Dataset items

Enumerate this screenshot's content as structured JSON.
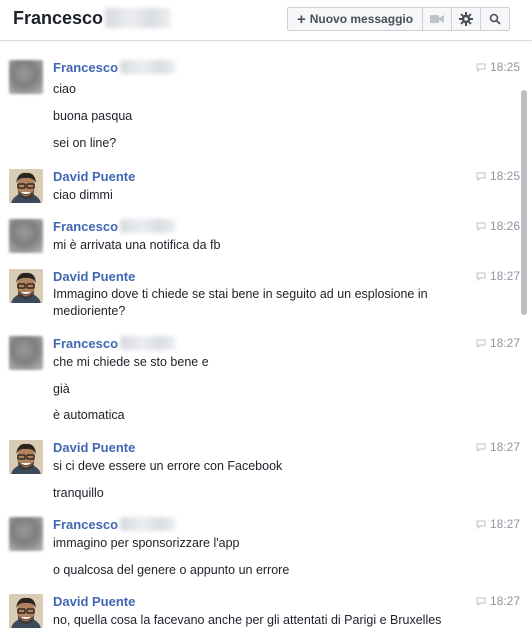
{
  "header": {
    "title": "Francesco",
    "new_message_label": "Nuovo messaggio"
  },
  "messages": [
    {
      "sender": "Francesco",
      "time": "18:25",
      "lines": [
        "ciao",
        "buona pasqua",
        "sei on line?"
      ]
    },
    {
      "sender": "David Puente",
      "time": "18:25",
      "lines": [
        "ciao dimmi"
      ]
    },
    {
      "sender": "Francesco",
      "time": "18:26",
      "lines": [
        "mi è arrivata una notifica da fb"
      ]
    },
    {
      "sender": "David Puente",
      "time": "18:27",
      "lines": [
        "Immagino dove ti chiede se stai bene in seguito ad un esplosione in medioriente?"
      ]
    },
    {
      "sender": "Francesco",
      "time": "18:27",
      "lines": [
        "che mi chiede se sto bene e",
        "già",
        "è automatica"
      ]
    },
    {
      "sender": "David Puente",
      "time": "18:27",
      "lines": [
        "si ci deve essere un errore con Facebook",
        "tranquillo"
      ]
    },
    {
      "sender": "Francesco",
      "time": "18:27",
      "lines": [
        "immagino per sponsorizzare l'app",
        "o qualcosa del genere o appunto un errore"
      ]
    },
    {
      "sender": "David Puente",
      "time": "18:27",
      "lines": [
        "no, quella cosa la facevano anche per gli attentati di Parigi e Bruxelles"
      ]
    }
  ]
}
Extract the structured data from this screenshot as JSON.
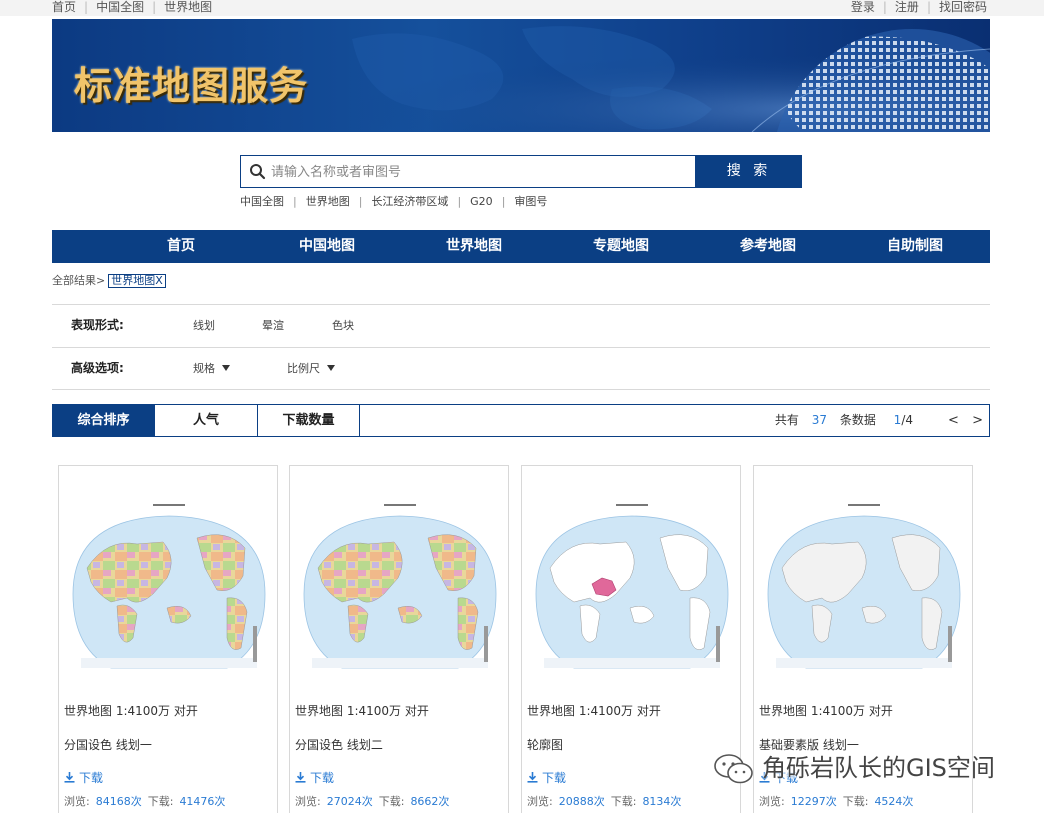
{
  "top_links": {
    "left": [
      "首页",
      "中国全图",
      "世界地图"
    ],
    "right": [
      "登录",
      "注册",
      "找回密码"
    ]
  },
  "banner": {
    "title": "标准地图服务"
  },
  "search": {
    "placeholder": "请输入名称或者审图号",
    "button": "搜 索",
    "quick_links": [
      "中国全图",
      "世界地图",
      "长江经济带区域",
      "G20",
      "审图号"
    ]
  },
  "nav": [
    "首页",
    "中国地图",
    "世界地图",
    "专题地图",
    "参考地图",
    "自助制图"
  ],
  "breadcrumb": {
    "prefix": "全部结果>",
    "tag": "世界地图X"
  },
  "filters": {
    "form_label": "表现形式:",
    "form_options": [
      "线划",
      "晕渲",
      "色块"
    ],
    "advanced_label": "高级选项:",
    "advanced_options": [
      "规格",
      "比例尺"
    ]
  },
  "sortbar": {
    "tabs": [
      "综合排序",
      "人气",
      "下载数量"
    ],
    "count_prefix": "共有",
    "count_value": "37",
    "count_suffix": "条数据",
    "page_current": "1",
    "page_total": "/4",
    "prev": "<",
    "next": ">"
  },
  "cards": [
    {
      "name": "世界地图 1:4100万 对开",
      "sub": "分国设色 线划一",
      "download": "下载",
      "views_label": "浏览:",
      "views": "84168次",
      "downloads_label": "下载:",
      "downloads": "41476次",
      "style": "political"
    },
    {
      "name": "世界地图 1:4100万 对开",
      "sub": "分国设色 线划二",
      "download": "下载",
      "views_label": "浏览:",
      "views": "27024次",
      "downloads_label": "下载:",
      "downloads": "8662次",
      "style": "political"
    },
    {
      "name": "世界地图 1:4100万 对开",
      "sub": "轮廓图",
      "download": "下载",
      "views_label": "浏览:",
      "views": "20888次",
      "downloads_label": "下载:",
      "downloads": "8134次",
      "style": "outline"
    },
    {
      "name": "世界地图 1:4100万 对开",
      "sub": "基础要素版 线划一",
      "download": "下载",
      "views_label": "浏览:",
      "views": "12297次",
      "downloads_label": "下载:",
      "downloads": "4524次",
      "style": "basic"
    }
  ],
  "watermark": {
    "text": "角砾岩队长的GIS空间",
    "icon": "wechat-icon"
  },
  "colors": {
    "brand_blue": "#0b3f84",
    "link_blue": "#2a7bd3",
    "banner_gold": "#f1c46a"
  }
}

▶ What you need to do
Transcribe all of the records above character for character. Exclude the pictures.

▶ Answer for this exercise
Enumerate this screenshot's content as structured JSON.
{
  "header": {
    "title": "Francesco",
    "new_message_label": "Nuovo messaggio"
  },
  "messages": [
    {
      "sender": "Francesco",
      "time": "18:25",
      "lines": [
        "ciao",
        "buona pasqua",
        "sei on line?"
      ]
    },
    {
      "sender": "David Puente",
      "time": "18:25",
      "lines": [
        "ciao dimmi"
      ]
    },
    {
      "sender": "Francesco",
      "time": "18:26",
      "lines": [
        "mi è arrivata una notifica da fb"
      ]
    },
    {
      "sender": "David Puente",
      "time": "18:27",
      "lines": [
        "Immagino dove ti chiede se stai bene in seguito ad un esplosione in medioriente?"
      ]
    },
    {
      "sender": "Francesco",
      "time": "18:27",
      "lines": [
        "che mi chiede se sto bene e",
        "già",
        "è automatica"
      ]
    },
    {
      "sender": "David Puente",
      "time": "18:27",
      "lines": [
        "si ci deve essere un errore con Facebook",
        "tranquillo"
      ]
    },
    {
      "sender": "Francesco",
      "time": "18:27",
      "lines": [
        "immagino per sponsorizzare l'app",
        "o qualcosa del genere o appunto un errore"
      ]
    },
    {
      "sender": "David Puente",
      "time": "18:27",
      "lines": [
        "no, quella cosa la facevano anche per gli attentati di Parigi e Bruxelles"
      ]
    }
  ]
}
Extract the structured data from this screenshot as JSON.
{
  "top_links": {
    "left": [
      "首页",
      "中国全图",
      "世界地图"
    ],
    "right": [
      "登录",
      "注册",
      "找回密码"
    ]
  },
  "banner": {
    "title": "标准地图服务"
  },
  "search": {
    "placeholder": "请输入名称或者审图号",
    "button": "搜 索",
    "quick_links": [
      "中国全图",
      "世界地图",
      "长江经济带区域",
      "G20",
      "审图号"
    ]
  },
  "nav": [
    "首页",
    "中国地图",
    "世界地图",
    "专题地图",
    "参考地图",
    "自助制图"
  ],
  "breadcrumb": {
    "prefix": "全部结果>",
    "tag": "世界地图X"
  },
  "filters": {
    "form_label": "表现形式:",
    "form_options": [
      "线划",
      "晕渲",
      "色块"
    ],
    "advanced_label": "高级选项:",
    "advanced_options": [
      "规格",
      "比例尺"
    ]
  },
  "sortbar": {
    "tabs": [
      "综合排序",
      "人气",
      "下载数量"
    ],
    "count_prefix": "共有",
    "count_value": "37",
    "count_suffix": "条数据",
    "page_current": "1",
    "page_total": "/4",
    "prev": "<",
    "next": ">"
  },
  "cards": [
    {
      "name": "世界地图 1:4100万 对开",
      "sub": "分国设色 线划一",
      "download": "下载",
      "views_label": "浏览:",
      "views": "84168次",
      "downloads_label": "下载:",
      "downloads": "41476次",
      "style": "political"
    },
    {
      "name": "世界地图 1:4100万 对开",
      "sub": "分国设色 线划二",
      "download": "下载",
      "views_label": "浏览:",
      "views": "27024次",
      "downloads_label": "下载:",
      "downloads": "8662次",
      "style": "political"
    },
    {
      "name": "世界地图 1:4100万 对开",
      "sub": "轮廓图",
      "download": "下载",
      "views_label": "浏览:",
      "views": "20888次",
      "downloads_label": "下载:",
      "downloads": "8134次",
      "style": "outline"
    },
    {
      "name": "世界地图 1:4100万 对开",
      "sub": "基础要素版 线划一",
      "download": "下载",
      "views_label": "浏览:",
      "views": "12297次",
      "downloads_label": "下载:",
      "downloads": "4524次",
      "style": "basic"
    }
  ],
  "watermark": {
    "text": "角砾岩队长的GIS空间",
    "icon": "wechat-icon"
  },
  "colors": {
    "brand_blue": "#0b3f84",
    "link_blue": "#2a7bd3",
    "banner_gold": "#f1c46a"
  }
}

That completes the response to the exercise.